Stored records:
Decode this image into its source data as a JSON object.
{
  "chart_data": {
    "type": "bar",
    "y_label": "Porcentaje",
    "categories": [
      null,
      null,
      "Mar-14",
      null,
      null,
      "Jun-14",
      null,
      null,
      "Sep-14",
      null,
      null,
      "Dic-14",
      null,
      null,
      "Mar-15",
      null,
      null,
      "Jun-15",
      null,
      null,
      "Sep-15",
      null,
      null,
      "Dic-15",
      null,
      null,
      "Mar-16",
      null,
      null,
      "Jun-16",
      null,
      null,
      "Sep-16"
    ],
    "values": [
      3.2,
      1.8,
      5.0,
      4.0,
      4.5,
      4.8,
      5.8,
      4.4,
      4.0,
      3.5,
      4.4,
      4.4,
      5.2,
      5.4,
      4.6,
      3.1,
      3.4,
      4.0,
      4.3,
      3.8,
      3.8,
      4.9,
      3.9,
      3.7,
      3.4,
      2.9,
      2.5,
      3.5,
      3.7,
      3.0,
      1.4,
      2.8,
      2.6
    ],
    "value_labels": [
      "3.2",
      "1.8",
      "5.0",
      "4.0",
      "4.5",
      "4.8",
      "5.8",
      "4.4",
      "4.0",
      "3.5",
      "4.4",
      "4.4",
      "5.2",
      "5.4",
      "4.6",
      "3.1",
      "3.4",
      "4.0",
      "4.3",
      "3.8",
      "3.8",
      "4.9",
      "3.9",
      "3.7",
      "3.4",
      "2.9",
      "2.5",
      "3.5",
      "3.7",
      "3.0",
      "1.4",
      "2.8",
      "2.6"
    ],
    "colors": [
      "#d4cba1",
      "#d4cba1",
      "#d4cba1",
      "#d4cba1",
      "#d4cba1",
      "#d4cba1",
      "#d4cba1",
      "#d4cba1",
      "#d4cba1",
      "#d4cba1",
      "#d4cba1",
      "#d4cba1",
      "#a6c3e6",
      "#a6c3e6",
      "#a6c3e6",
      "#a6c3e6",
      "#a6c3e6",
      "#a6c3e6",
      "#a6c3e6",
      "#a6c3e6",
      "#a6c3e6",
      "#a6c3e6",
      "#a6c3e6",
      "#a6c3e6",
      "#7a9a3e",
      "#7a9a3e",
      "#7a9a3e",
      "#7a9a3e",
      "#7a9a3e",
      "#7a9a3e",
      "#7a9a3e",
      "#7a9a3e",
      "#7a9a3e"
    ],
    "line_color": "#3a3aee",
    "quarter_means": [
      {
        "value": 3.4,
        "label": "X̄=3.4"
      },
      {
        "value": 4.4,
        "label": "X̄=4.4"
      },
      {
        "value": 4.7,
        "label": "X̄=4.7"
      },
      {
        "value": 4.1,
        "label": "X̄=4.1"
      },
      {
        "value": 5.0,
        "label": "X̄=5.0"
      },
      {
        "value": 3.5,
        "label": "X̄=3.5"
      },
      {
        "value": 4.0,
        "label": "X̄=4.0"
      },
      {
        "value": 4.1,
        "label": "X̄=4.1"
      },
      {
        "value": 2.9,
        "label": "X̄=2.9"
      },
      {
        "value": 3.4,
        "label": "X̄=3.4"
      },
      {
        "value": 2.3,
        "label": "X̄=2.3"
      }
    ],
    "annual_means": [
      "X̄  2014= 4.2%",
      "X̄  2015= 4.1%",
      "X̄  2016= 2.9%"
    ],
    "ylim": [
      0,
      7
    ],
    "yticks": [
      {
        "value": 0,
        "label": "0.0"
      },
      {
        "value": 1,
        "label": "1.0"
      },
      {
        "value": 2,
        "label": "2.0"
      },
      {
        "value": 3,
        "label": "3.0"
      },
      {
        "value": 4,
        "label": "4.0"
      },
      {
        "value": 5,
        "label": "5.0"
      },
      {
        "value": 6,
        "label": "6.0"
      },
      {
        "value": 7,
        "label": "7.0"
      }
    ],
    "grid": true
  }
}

Exercise goal:
Please reproduce all of the entries exactly as they stand.

Answer:
Decode this image into its source data as a JSON object.
{
  "chart_data": {
    "type": "bar",
    "y_label": "Porcentaje",
    "categories": [
      null,
      null,
      "Mar-14",
      null,
      null,
      "Jun-14",
      null,
      null,
      "Sep-14",
      null,
      null,
      "Dic-14",
      null,
      null,
      "Mar-15",
      null,
      null,
      "Jun-15",
      null,
      null,
      "Sep-15",
      null,
      null,
      "Dic-15",
      null,
      null,
      "Mar-16",
      null,
      null,
      "Jun-16",
      null,
      null,
      "Sep-16"
    ],
    "values": [
      3.2,
      1.8,
      5.0,
      4.0,
      4.5,
      4.8,
      5.8,
      4.4,
      4.0,
      3.5,
      4.4,
      4.4,
      5.2,
      5.4,
      4.6,
      3.1,
      3.4,
      4.0,
      4.3,
      3.8,
      3.8,
      4.9,
      3.9,
      3.7,
      3.4,
      2.9,
      2.5,
      3.5,
      3.7,
      3.0,
      1.4,
      2.8,
      2.6
    ],
    "value_labels": [
      "3.2",
      "1.8",
      "5.0",
      "4.0",
      "4.5",
      "4.8",
      "5.8",
      "4.4",
      "4.0",
      "3.5",
      "4.4",
      "4.4",
      "5.2",
      "5.4",
      "4.6",
      "3.1",
      "3.4",
      "4.0",
      "4.3",
      "3.8",
      "3.8",
      "4.9",
      "3.9",
      "3.7",
      "3.4",
      "2.9",
      "2.5",
      "3.5",
      "3.7",
      "3.0",
      "1.4",
      "2.8",
      "2.6"
    ],
    "colors": [
      "#d4cba1",
      "#d4cba1",
      "#d4cba1",
      "#d4cba1",
      "#d4cba1",
      "#d4cba1",
      "#d4cba1",
      "#d4cba1",
      "#d4cba1",
      "#d4cba1",
      "#d4cba1",
      "#d4cba1",
      "#a6c3e6",
      "#a6c3e6",
      "#a6c3e6",
      "#a6c3e6",
      "#a6c3e6",
      "#a6c3e6",
      "#a6c3e6",
      "#a6c3e6",
      "#a6c3e6",
      "#a6c3e6",
      "#a6c3e6",
      "#a6c3e6",
      "#7a9a3e",
      "#7a9a3e",
      "#7a9a3e",
      "#7a9a3e",
      "#7a9a3e",
      "#7a9a3e",
      "#7a9a3e",
      "#7a9a3e",
      "#7a9a3e"
    ],
    "line_color": "#3a3aee",
    "quarter_means": [
      {
        "value": 3.4,
        "label": "X̄=3.4"
      },
      {
        "value": 4.4,
        "label": "X̄=4.4"
      },
      {
        "value": 4.7,
        "label": "X̄=4.7"
      },
      {
        "value": 4.1,
        "label": "X̄=4.1"
      },
      {
        "value": 5.0,
        "label": "X̄=5.0"
      },
      {
        "value": 3.5,
        "label": "X̄=3.5"
      },
      {
        "value": 4.0,
        "label": "X̄=4.0"
      },
      {
        "value": 4.1,
        "label": "X̄=4.1"
      },
      {
        "value": 2.9,
        "label": "X̄=2.9"
      },
      {
        "value": 3.4,
        "label": "X̄=3.4"
      },
      {
        "value": 2.3,
        "label": "X̄=2.3"
      }
    ],
    "annual_means": [
      "X̄  2014= 4.2%",
      "X̄  2015= 4.1%",
      "X̄  2016= 2.9%"
    ],
    "ylim": [
      0,
      7
    ],
    "yticks": [
      {
        "value": 0,
        "label": "0.0"
      },
      {
        "value": 1,
        "label": "1.0"
      },
      {
        "value": 2,
        "label": "2.0"
      },
      {
        "value": 3,
        "label": "3.0"
      },
      {
        "value": 4,
        "label": "4.0"
      },
      {
        "value": 5,
        "label": "5.0"
      },
      {
        "value": 6,
        "label": "6.0"
      },
      {
        "value": 7,
        "label": "7.0"
      }
    ],
    "grid": true
  }
}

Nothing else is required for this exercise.